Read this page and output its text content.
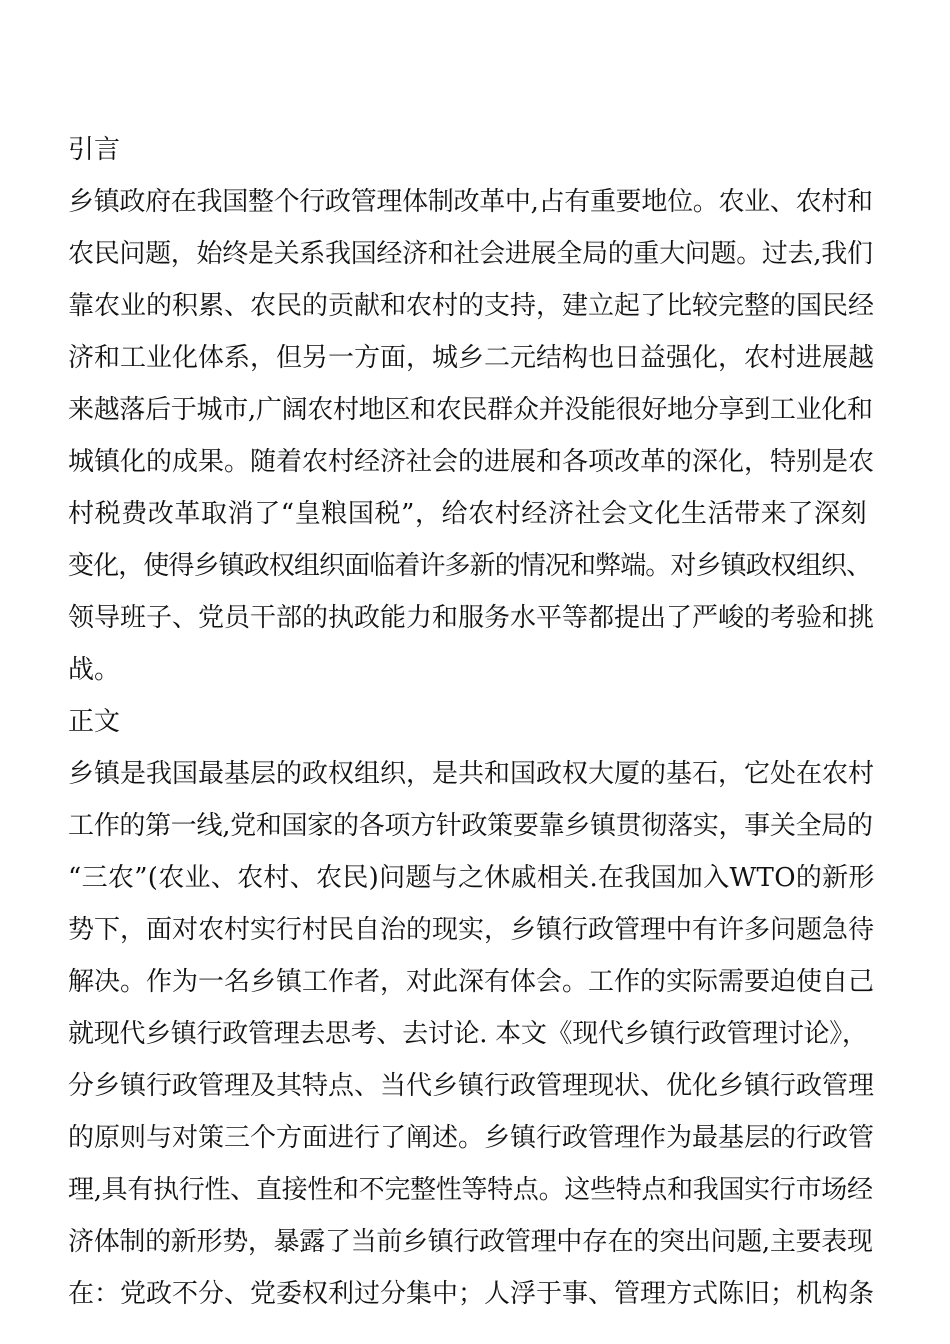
引言
乡镇政府在我国整个行政管理体制改革中,占有重要地位。农业、农村和
农民问题，始终是关系我国经济和社会进展全局的重大问题。过去,我们
靠农业的积累、农民的贡献和农村的支持，建立起了比较完整的国民经
济和工业化体系，但另一方面，城乡二元结构也日益强化，农村进展越
来越落后于城市,广阔农村地区和农民群众并没能很好地分享到工业化和
城镇化的成果。随着农村经济社会的进展和各项改革的深化，特别是农
村税费改革取消了“皇粮国税”，给农村经济社会文化生活带来了深刻
变化，使得乡镇政权组织面临着许多新的情况和弊端。对乡镇政权组织、
领导班子、党员干部的执政能力和服务水平等都提出了严峻的考验和挑
战。
正文
乡镇是我国最基层的政权组织，是共和国政权大厦的基石，它处在农村
工作的第一线,党和国家的各项方针政策要靠乡镇贯彻落实，事关全局的
“三农”(农业、农村、农民)问题与之休戚相关.在我国加入WTO的新形
势下，面对农村实行村民自治的现实，乡镇行政管理中有许多问题急待
解决。作为一名乡镇工作者，对此深有体会。工作的实际需要迫使自己
就现代乡镇行政管理去思考、去讨论. 本文《现代乡镇行政管理讨论》，
分乡镇行政管理及其特点、当代乡镇行政管理现状、优化乡镇行政管理
的原则与对策三个方面进行了阐述。乡镇行政管理作为最基层的行政管
理,具有执行性、直接性和不完整性等特点。这些特点和我国实行市场经
济体制的新形势，暴露了当前乡镇行政管理中存在的突出问题,主要表现
在：党政不分、党委权利过分集中；人浮于事、管理方式陈旧；机构条
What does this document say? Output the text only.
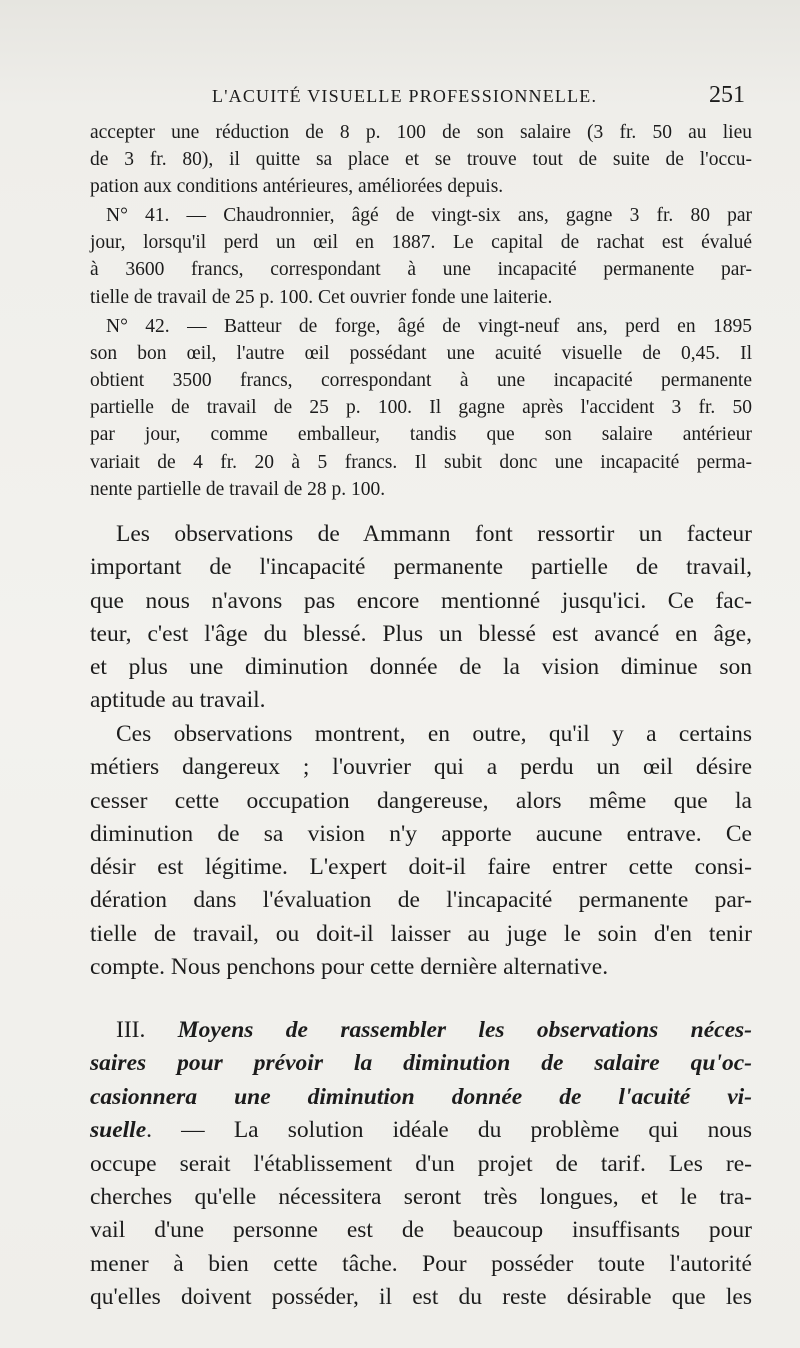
L'ACUITÉ VISUELLE PROFESSIONNELLE.	251
accepter une réduction de 8 p. 100 de son salaire (3 fr. 50 au lieu
de 3 fr. 80), il quitte sa place et se trouve tout de suite de l'occu-
pation aux conditions antérieures, améliorées depuis.
N° 41. — Chaudronnier, âgé de vingt-six ans, gagne 3 fr. 80 par
jour, lorsqu'il perd un œil en 1887. Le capital de rachat est évalué
à 3600 francs, correspondant à une incapacité permanente par-
tielle de travail de 25 p. 100. Cet ouvrier fonde une laiterie.
N° 42. — Batteur de forge, âgé de vingt-neuf ans, perd en 1895
son bon œil, l'autre œil possédant une acuité visuelle de 0,45. Il
obtient 3500 francs, correspondant à une incapacité permanente
partielle de travail de 25 p. 100. Il gagne après l'accident 3 fr. 50
par jour, comme emballeur, tandis que son salaire antérieur
variait de 4 fr. 20 à 5 francs. Il subit donc une incapacité perma-
nente partielle de travail de 28 p. 100.
Les observations de Ammann font ressortir un facteur
important de l'incapacité permanente partielle de travail,
que nous n'avons pas encore mentionné jusqu'ici. Ce fac-
teur, c'est l'âge du blessé. Plus un blessé est avancé en âge,
et plus une diminution donnée de la vision diminue son
aptitude au travail.
Ces observations montrent, en outre, qu'il y a certains
métiers dangereux ; l'ouvrier qui a perdu un œil désire
cesser cette occupation dangereuse, alors même que la
diminution de sa vision n'y apporte aucune entrave. Ce
désir est légitime. L'expert doit-il faire entrer cette consi-
dération dans l'évaluation de l'incapacité permanente par-
tielle de travail, ou doit-il laisser au juge le soin d'en tenir
compte. Nous penchons pour cette dernière alternative.
III. Moyens de rassembler les observations néces-
saires pour prévoir la diminution de salaire qu'oc-
casionnera une diminution donnée de l'acuité vi-
suelle. — La solution idéale du problème qui nous
occupe serait l'établissement d'un projet de tarif. Les re-
cherches qu'elle nécessitera seront très longues, et le tra-
vail d'une personne est de beaucoup insuffisants pour
mener à bien cette tâche. Pour posséder toute l'autorité
qu'elles doivent posséder, il est du reste désirable que les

GIVEN PROBLEM. Print the entries above exactly, taking out only the pictures.

THE RESULT.
Read this page and output its text content.
引言
乡镇政府在我国整个行政管理体制改革中,占有重要地位。农业、农村和
农民问题，始终是关系我国经济和社会进展全局的重大问题。过去,我们
靠农业的积累、农民的贡献和农村的支持，建立起了比较完整的国民经
济和工业化体系，但另一方面，城乡二元结构也日益强化，农村进展越
来越落后于城市,广阔农村地区和农民群众并没能很好地分享到工业化和
城镇化的成果。随着农村经济社会的进展和各项改革的深化，特别是农
村税费改革取消了“皇粮国税”，给农村经济社会文化生活带来了深刻
变化，使得乡镇政权组织面临着许多新的情况和弊端。对乡镇政权组织、
领导班子、党员干部的执政能力和服务水平等都提出了严峻的考验和挑
战。
正文
乡镇是我国最基层的政权组织，是共和国政权大厦的基石，它处在农村
工作的第一线,党和国家的各项方针政策要靠乡镇贯彻落实，事关全局的
“三农”(农业、农村、农民)问题与之休戚相关.在我国加入WTO的新形
势下，面对农村实行村民自治的现实，乡镇行政管理中有许多问题急待
解决。作为一名乡镇工作者，对此深有体会。工作的实际需要迫使自己
就现代乡镇行政管理去思考、去讨论. 本文《现代乡镇行政管理讨论》，
分乡镇行政管理及其特点、当代乡镇行政管理现状、优化乡镇行政管理
的原则与对策三个方面进行了阐述。乡镇行政管理作为最基层的行政管
理,具有执行性、直接性和不完整性等特点。这些特点和我国实行市场经
济体制的新形势，暴露了当前乡镇行政管理中存在的突出问题,主要表现
在：党政不分、党委权利过分集中；人浮于事、管理方式陈旧；机构条
What does this document say? Output the text only.
L'ACUITÉ VISUELLE PROFESSIONNELLE.	251
accepter une réduction de 8 p. 100 de son salaire (3 fr. 50 au lieu
de 3 fr. 80), il quitte sa place et se trouve tout de suite de l'occu-
pation aux conditions antérieures, améliorées depuis.
N° 41. — Chaudronnier, âgé de vingt-six ans, gagne 3 fr. 80 par
jour, lorsqu'il perd un œil en 1887. Le capital de rachat est évalué
à 3600 francs, correspondant à une incapacité permanente par-
tielle de travail de 25 p. 100. Cet ouvrier fonde une laiterie.
N° 42. — Batteur de forge, âgé de vingt-neuf ans, perd en 1895
son bon œil, l'autre œil possédant une acuité visuelle de 0,45. Il
obtient 3500 francs, correspondant à une incapacité permanente
partielle de travail de 25 p. 100. Il gagne après l'accident 3 fr. 50
par jour, comme emballeur, tandis que son salaire antérieur
variait de 4 fr. 20 à 5 francs. Il subit donc une incapacité perma-
nente partielle de travail de 28 p. 100.
Les observations de Ammann font ressortir un facteur
important de l'incapacité permanente partielle de travail,
que nous n'avons pas encore mentionné jusqu'ici. Ce fac-
teur, c'est l'âge du blessé. Plus un blessé est avancé en âge,
et plus une diminution donnée de la vision diminue son
aptitude au travail.
Ces observations montrent, en outre, qu'il y a certains
métiers dangereux ; l'ouvrier qui a perdu un œil désire
cesser cette occupation dangereuse, alors même que la
diminution de sa vision n'y apporte aucune entrave. Ce
désir est légitime. L'expert doit-il faire entrer cette consi-
dération dans l'évaluation de l'incapacité permanente par-
tielle de travail, ou doit-il laisser au juge le soin d'en tenir
compte. Nous penchons pour cette dernière alternative.
III. Moyens de rassembler les observations néces-
saires pour prévoir la diminution de salaire qu'oc-
casionnera une diminution donnée de l'acuité vi-
suelle. — La solution idéale du problème qui nous
occupe serait l'établissement d'un projet de tarif. Les re-
cherches qu'elle nécessitera seront très longues, et le tra-
vail d'une personne est de beaucoup insuffisants pour
mener à bien cette tâche. Pour posséder toute l'autorité
qu'elles doivent posséder, il est du reste désirable que les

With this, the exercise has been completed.